Page:
El Al Israel Airlines Ltd. (TASE: ELAL) will invest $2.5 million in renovating its planes. The Boeing 777 fleet will be thoroughly upgraded, with more seats, but no first class section. The entertainment systems on the planes will be replaced, and WiFi systems and USB outlets will be installed. This project, according to El Al's financial reports, will be completed by 2021. On El Al's short-haul Boeing 737 aircraft, the seats will be replaced with thinner ones "enabling the airline to reduce the cost per seat."
El Al has taken delivery of nine of the sixteen Boeing Dreamliner aircraft that it ordered. By the end of this year, fourteen of the aircraft are due to be in service with the airline, bringing its total fleet to 43 aircraft. The renovation of the existing fleet is necessary in order to improve the customer experience and to make the 737 aircraft more efficient. The renovation of the 737s is due to take place during this summer.
Highly important customers
El Al is also making efforts to appease the haredi (ultra-Orthodox Jewish) community, which perhaps may not have completely forgiven the airline for the "Shabbat flight" incident, in which passengers were not allowed to disembark before departure from a delayed flight to Israel from New York to Tel Aviv on a Friday, and were instead landed in Athens to avoid desecration of the holy day (which starts on Friday evening) by completing the journey to Tel Aviv, amid reports, which were later claimed to be false, that haredi passengers had been unruly.
In an article published on the jewishtraveler.co.il website last Wednesday, the reporter, Yaakov Meir, writes that "El Al is more attuned to the religious public than in the past."

Excerpted records:
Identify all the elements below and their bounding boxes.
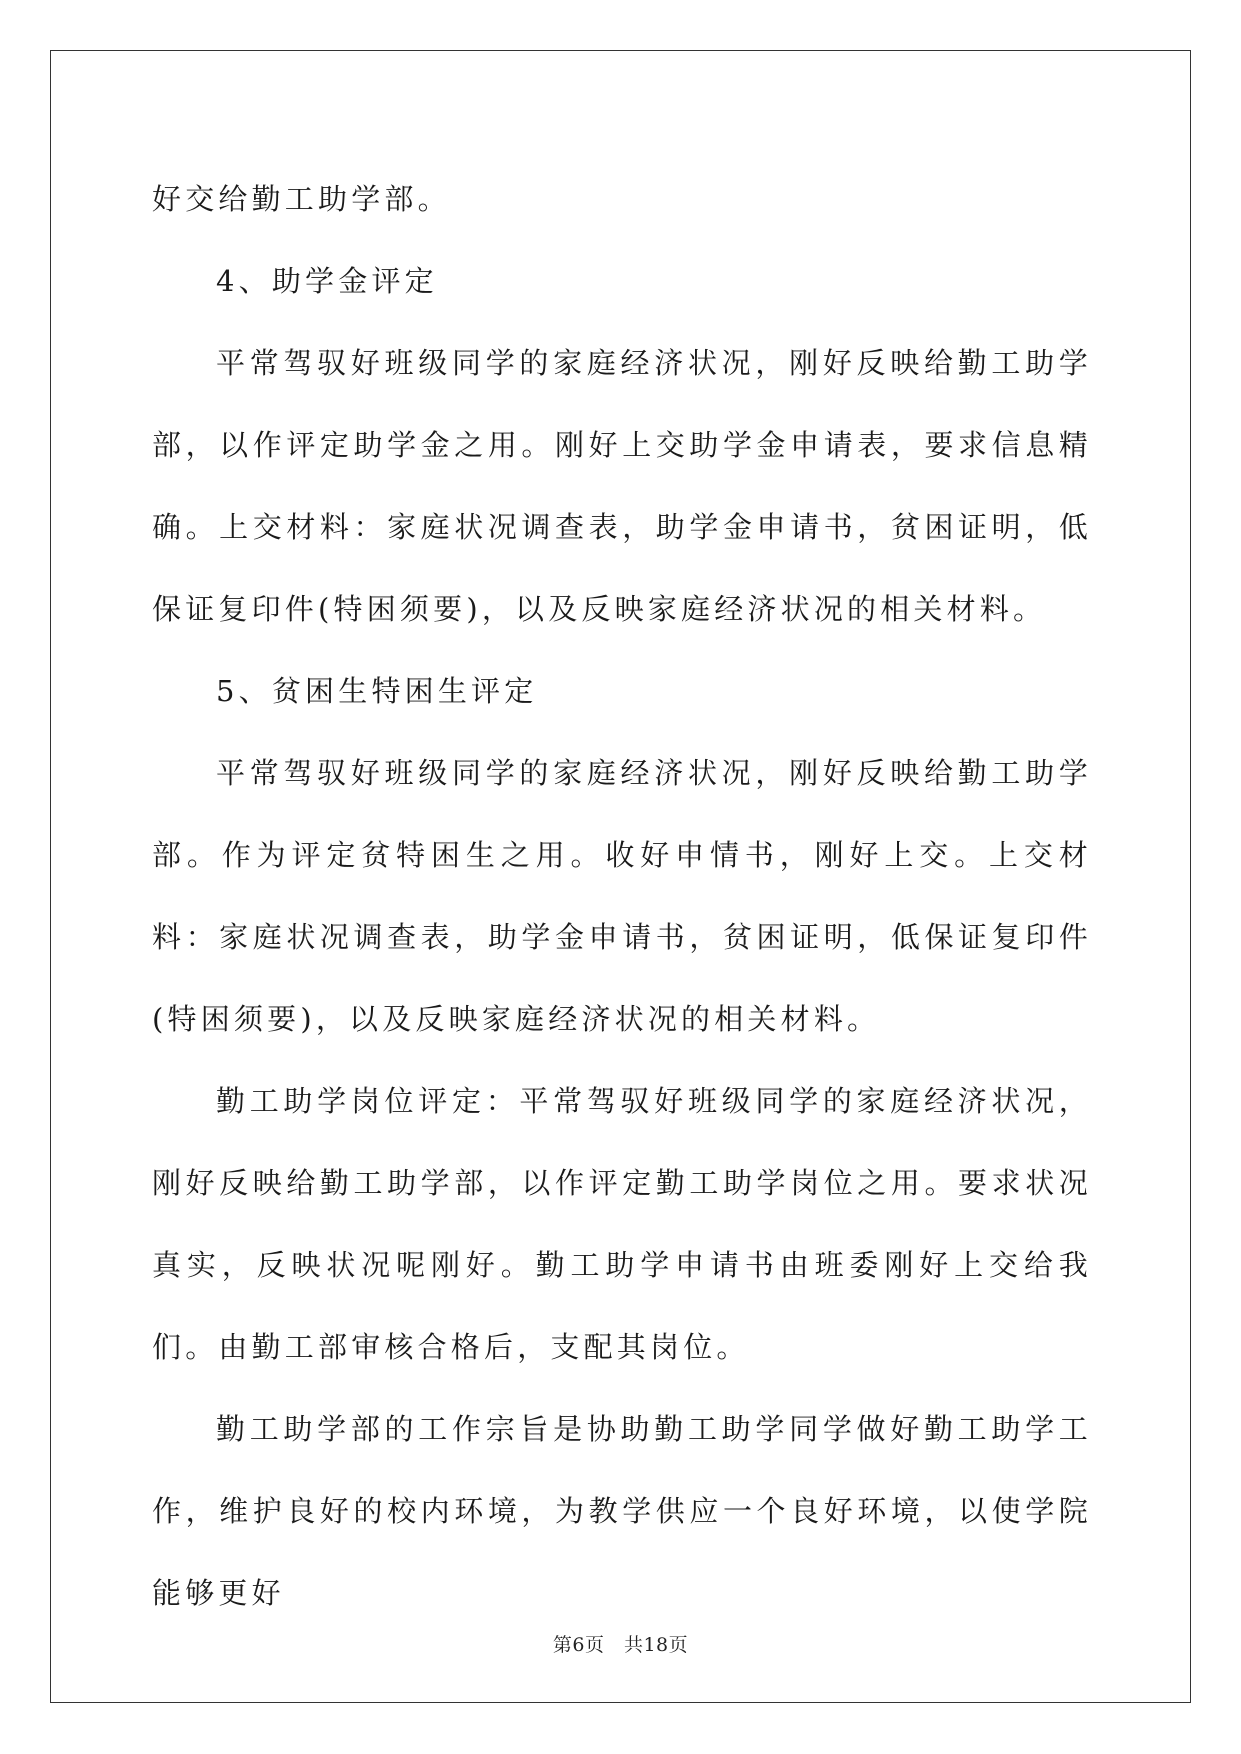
section-heading-5: 5、贫困生特困生评定 bbox=[216, 674, 538, 708]
paragraph-1: 好交给勤工助学部。 bbox=[152, 182, 451, 216]
section-heading-4: 4、助学金评定 bbox=[216, 264, 438, 298]
paragraph-department-purpose: 勤工助学部的工作宗旨是协助勤工助学同学做好勤工助学工作，维护良好的校内环境，为教学供应一个良好环境，以使学院能够更好 bbox=[152, 1412, 1092, 1610]
paragraph-grant-evaluation: 平常驾驭好班级同学的家庭经济状况，刚好反映给勤工助学部，以作评定助学金之用。刚好上交助学金申请表，要求信息精确。上交材料：家庭状况调查表，助学金申请书，贫困证明，低保证复印件(特困须要)，以及反映家庭经济状况的相关材料。 bbox=[152, 346, 1092, 626]
paragraph-poverty-evaluation: 平常驾驭好班级同学的家庭经济状况，刚好反映给勤工助学部。作为评定贫特困生之用。收好申情书，刚好上交。上交材料：家庭状况调查表，助学金申请书，贫困证明，低保证复印件(特困须要)，以及反映家庭经济状况的相关材料。 bbox=[152, 756, 1092, 1036]
paragraph-work-study-post: 勤工助学岗位评定：平常驾驭好班级同学的家庭经济状况，刚好反映给勤工助学部，以作评定勤工助学岗位之用。要求状况真实，反映状况呢刚好。勤工助学申请书由班委刚好上交给我们。由勤工部审核合格后，支配其岗位。 bbox=[152, 1084, 1092, 1364]
document-body bbox=[152, 158, 1092, 1634]
page-number: 第6页 共18页 bbox=[552, 1634, 689, 1656]
page-footer bbox=[0, 1633, 1241, 1657]
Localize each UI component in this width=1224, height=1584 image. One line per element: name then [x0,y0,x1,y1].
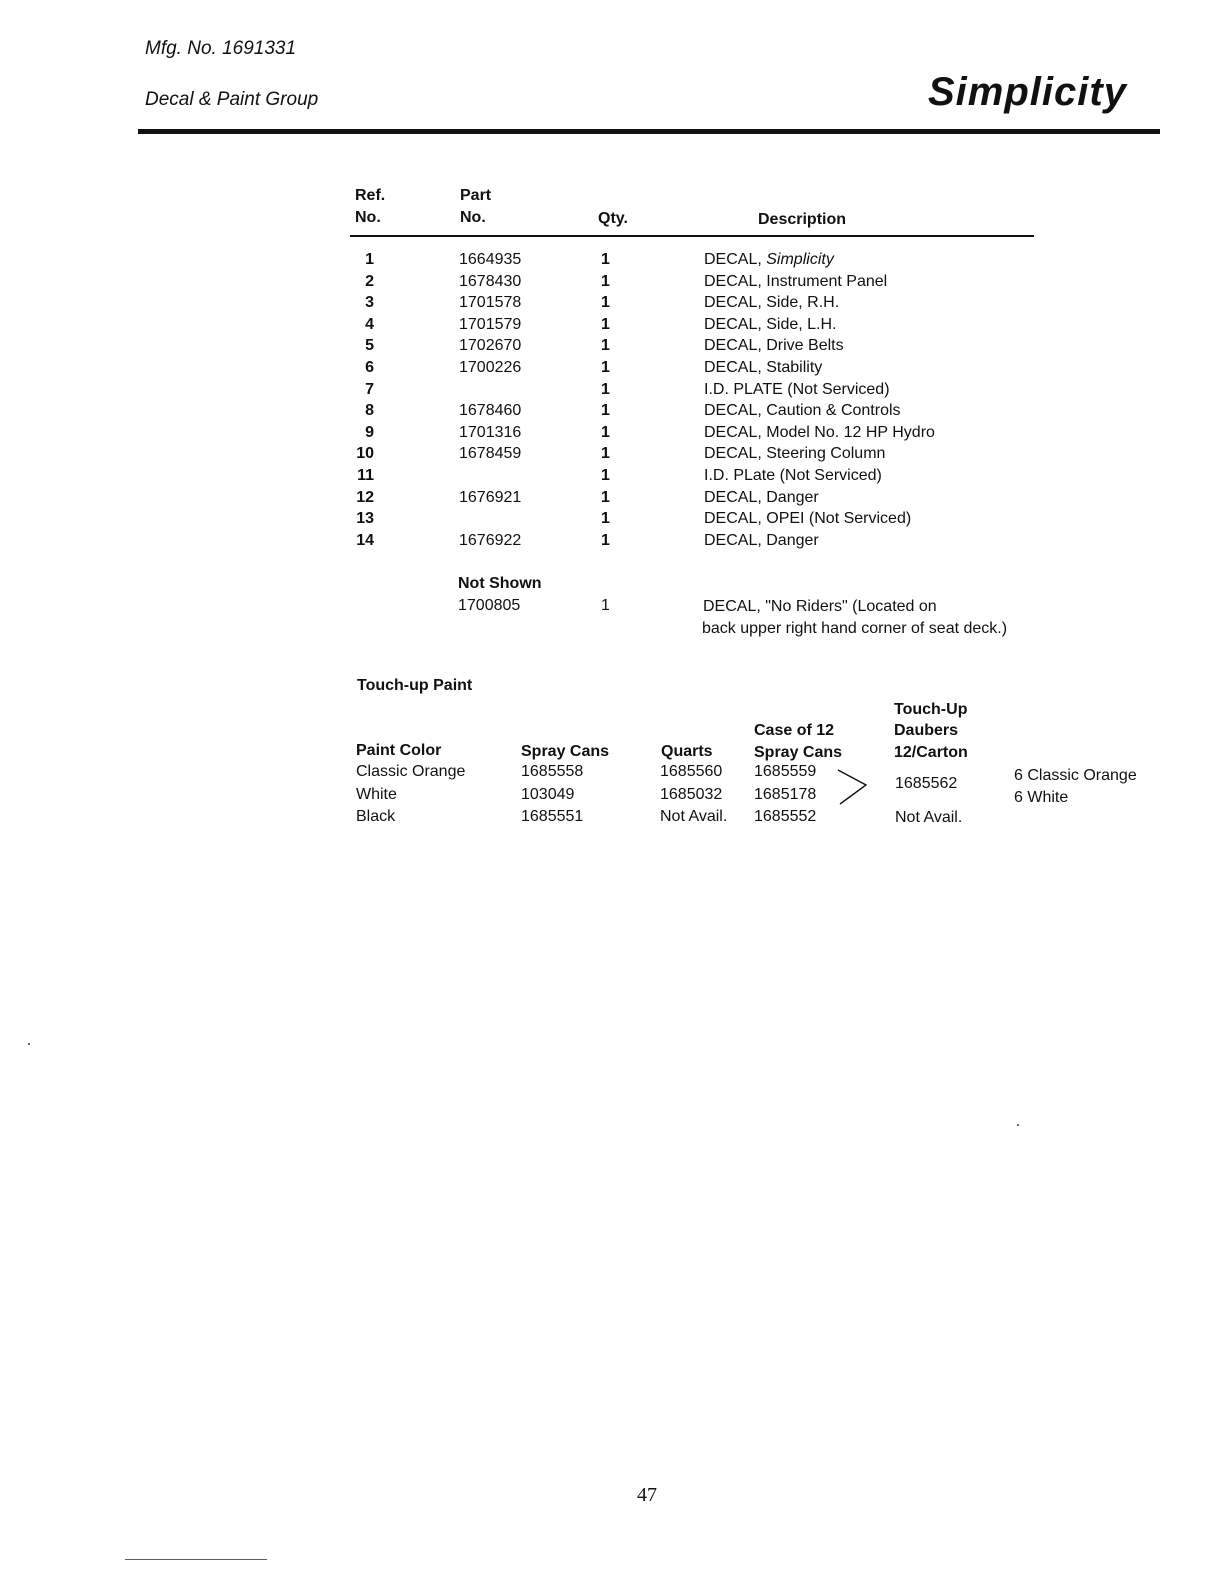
table-row-ref: 4 [365,316,374,333]
table-row-description [704,337,844,355]
not-shown-desc-line1: DECAL, "No Riders" (Located on [703,598,937,615]
table-row-part: 1700226 [459,359,522,376]
table-row-description [704,359,822,377]
mfg-number: Mfg. No. 1691331 [145,38,297,59]
description-text: DECAL, Danger [704,489,819,506]
section-title: Decal & Paint Group [145,89,319,110]
table-row-part: 1678460 [459,402,522,419]
not-shown-qty: 1 [601,597,610,614]
paint-col-color: Paint Color [356,742,442,759]
table-row-part: 1701316 [459,424,522,441]
not-shown-desc-line2: back upper right hand corner of seat deck.) [702,620,1008,637]
table-header-rule [350,235,1034,237]
table-row-qty: 1 [601,532,610,549]
paint-row-spray: 1685551 [521,808,584,825]
not-shown-label: Not Shown [458,575,542,592]
description-text: I.D. PLate (Not Serviced) [704,467,882,484]
table-row-part: 1678430 [459,273,522,290]
paint-col-case-line2: Spray Cans [754,744,843,761]
table-row-ref: 14 [356,532,374,549]
table-row-part: 1678459 [459,445,522,462]
carton-note-line1: 6 Classic Orange [1014,767,1137,784]
paint-row-quarts: 1685560 [660,763,723,780]
table-row-description [704,489,819,507]
col-part-line2: No. [460,209,486,226]
table-row-description [704,445,885,463]
table-row-qty: 1 [601,510,610,527]
description-text: DECAL, Caution & Controls [704,402,901,419]
table-row-qty: 1 [601,402,610,419]
table-row-qty: 1 [601,381,610,398]
table-row-qty: 1 [601,467,610,484]
description-text: DECAL, Steering Column [704,445,886,462]
table-row-qty: 1 [601,445,610,462]
description-text: DECAL, OPEI (Not Serviced) [704,510,912,527]
scan-speck [1017,1124,1019,1126]
table-row-part: 1664935 [459,251,522,268]
table-row-description [704,316,837,334]
table-row-qty: 1 [601,316,610,333]
paint-col-case-line1: Case of 12 [754,722,835,739]
paint-row-spray: 1685558 [521,763,584,780]
paint-row-color: White [356,786,397,803]
paint-col-spray: Spray Cans [521,743,610,760]
header-rule [138,129,1160,134]
page-number: 47 [637,1484,657,1506]
not-shown-part: 1700805 [458,597,521,614]
description-text: DECAL, Danger [704,532,819,549]
description-text: DECAL, [704,251,767,268]
table-row-qty: 1 [601,273,610,290]
paint-col-daubers-line1: Touch-Up [894,701,968,718]
table-row-ref: 5 [365,337,374,354]
table-row-ref: 9 [365,424,374,441]
footer-line [125,1559,267,1560]
table-row-part: 1676921 [459,489,522,506]
description-text: DECAL, Drive Belts [704,337,844,354]
table-row-qty: 1 [601,489,610,506]
table-row-description [704,294,839,312]
table-row-ref: 6 [365,359,374,376]
description-text: DECAL, Side, L.H. [704,316,837,333]
paint-col-quarts: Quarts [661,743,713,760]
paint-col-daubers-line3: 12/Carton [894,744,968,761]
table-row-ref: 13 [356,510,374,527]
brand-logo: Simplicity [928,70,1127,114]
paint-col-daubers-line2: Daubers [894,722,959,739]
paint-row-color: Classic Orange [356,763,466,780]
paint-row-spray: 103049 [521,786,575,803]
table-row-description [704,532,819,550]
bracket-chevron-icon [836,766,872,808]
table-row-qty: 1 [601,424,610,441]
description-brand: Simplicity [766,251,834,268]
table-row-description [704,467,882,485]
scan-speck [28,1043,30,1045]
description-text: DECAL, Instrument Panel [704,273,888,290]
table-row-ref: 3 [365,294,374,311]
table-row-part: 1701578 [459,294,522,311]
description-text: I.D. PLATE (Not Serviced) [704,381,890,398]
col-ref-line1: Ref. [355,187,386,204]
table-row-qty: 1 [601,337,610,354]
paint-row-quarts: 1685032 [660,786,723,803]
description-text: DECAL, Side, R.H. [704,294,840,311]
col-ref-line2: No. [355,209,381,226]
dauber-combined: 1685562 [895,775,958,792]
table-row-part: 1701579 [459,316,522,333]
paint-row-quarts: Not Avail. [660,808,728,825]
table-row-ref: 8 [365,402,374,419]
table-row-description [704,510,911,528]
table-row-ref: 7 [365,381,374,398]
table-row-description [704,402,901,420]
paint-row-case: 1685178 [754,786,817,803]
table-row-description [704,424,935,442]
col-qty: Qty. [598,210,628,227]
table-row-ref: 12 [356,489,374,506]
description-text: DECAL, Stability [704,359,823,376]
table-row-ref: 10 [356,445,374,462]
paint-row-color: Black [356,808,396,825]
table-row-description [704,381,890,399]
paint-title: Touch-up Paint [357,677,473,694]
table-row-qty: 1 [601,359,610,376]
description-text: DECAL, Model No. 12 HP Hydro [704,424,935,441]
table-row-part: 1702670 [459,337,522,354]
table-row-part: 1676922 [459,532,522,549]
col-part-line1: Part [460,187,492,204]
carton-note-line2: 6 White [1014,789,1069,806]
table-row-description [704,251,834,269]
table-row-description [704,273,887,291]
table-row-ref: 11 [357,467,374,484]
table-row-ref: 1 [365,251,374,268]
table-row-qty: 1 [601,251,610,268]
table-row-qty: 1 [601,294,610,311]
dauber-black: Not Avail. [895,809,963,826]
table-row-ref: 2 [365,273,374,290]
paint-row-case: 1685559 [754,763,817,780]
paint-row-case: 1685552 [754,808,817,825]
col-description: Description [758,211,847,228]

Instructions:
A: In the El Al article, starting with "El Al has taken" and going on through "during this summer.", write the passage out again with "Dreamliner" swapped for "787".
B: According to the El Al article, what will the airline's total fleet size be once fourteen Dreamliners are in service by the end of this year?
C: Pick up the El Al article where it stops and keep writing.

Answers for the exercise:
A:
El Al has taken delivery of nine of the sixteen Boeing 787 aircraft that it ordered. By the end of this year, fourteen of the aircraft are due to be in service with the airline, bringing its total fleet to 43 aircraft. The renovation of the existing fleet is necessary in order to improve the customer experience and to make the 737 aircraft more efficient. The renovation of the 737s is due to take place during this summer.

B: 43 aircraft.

C:
Last week, El Al CEO Gonen Usishkin hosted 25 members of the "Hul Mehudar" WhatsApp group of Jewish religious tourism industry executives from Israel and around the world. In the course of the meeting, which included a tour of some of the planes being renovated, Usishkin said, commenting on the "Shabbat flight", "I have no problem is saying 'Sorry, we made a mistake' -because what happened did not come from malice but from good faith."
After the stir raised by the "Shabbat flight", El Al set up a committee of inquiry, whose findings have not been published. El Al VP Client Service Amir Rogovsky said at the meeting, however, that he had attended the courts of many Hassidic leaders, and held meeting with important rabbis in order to understand the haredi community better.
Rogovsky went into detail on the efforts El Al had made in the case of the flight in question to aid the religious Jewish passengers. He said that El Al had put the passengers up at a hotel in Athens at its own expense, organized kosher food for them from the local Habad House, to which it also made a donation of $18,000. "El Al is the only airline that is strict about kashrut (Jewish dietary laws). The kashrut for Passover costs us a great deal of money," Rogovsky is quoted in the article as saying.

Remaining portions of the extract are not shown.